Recorded data
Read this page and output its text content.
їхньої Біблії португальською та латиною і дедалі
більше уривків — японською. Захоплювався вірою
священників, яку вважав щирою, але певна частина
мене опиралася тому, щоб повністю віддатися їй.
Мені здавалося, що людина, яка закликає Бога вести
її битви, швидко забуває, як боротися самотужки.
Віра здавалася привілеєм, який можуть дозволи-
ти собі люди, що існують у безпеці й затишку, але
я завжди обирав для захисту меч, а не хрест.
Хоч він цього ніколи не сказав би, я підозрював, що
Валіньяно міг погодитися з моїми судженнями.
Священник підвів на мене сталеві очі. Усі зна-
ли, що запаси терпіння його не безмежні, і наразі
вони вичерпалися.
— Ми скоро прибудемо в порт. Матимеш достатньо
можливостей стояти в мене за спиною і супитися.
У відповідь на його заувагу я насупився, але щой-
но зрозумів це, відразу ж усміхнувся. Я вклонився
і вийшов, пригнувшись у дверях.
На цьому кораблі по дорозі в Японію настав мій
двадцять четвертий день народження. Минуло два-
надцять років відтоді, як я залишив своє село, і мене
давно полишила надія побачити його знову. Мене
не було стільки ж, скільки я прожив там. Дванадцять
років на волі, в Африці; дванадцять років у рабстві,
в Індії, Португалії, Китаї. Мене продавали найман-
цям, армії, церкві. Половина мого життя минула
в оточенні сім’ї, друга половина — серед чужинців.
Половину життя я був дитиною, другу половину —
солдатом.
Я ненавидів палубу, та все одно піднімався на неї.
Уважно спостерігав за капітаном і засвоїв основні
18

> [Given exercise]: Filter the entries above down to the lines containing the word "життя".

> [Finished exercise]:
цям, армії, церкві. Половина мого життя минула
Половину життя я був дитиною, другу половину —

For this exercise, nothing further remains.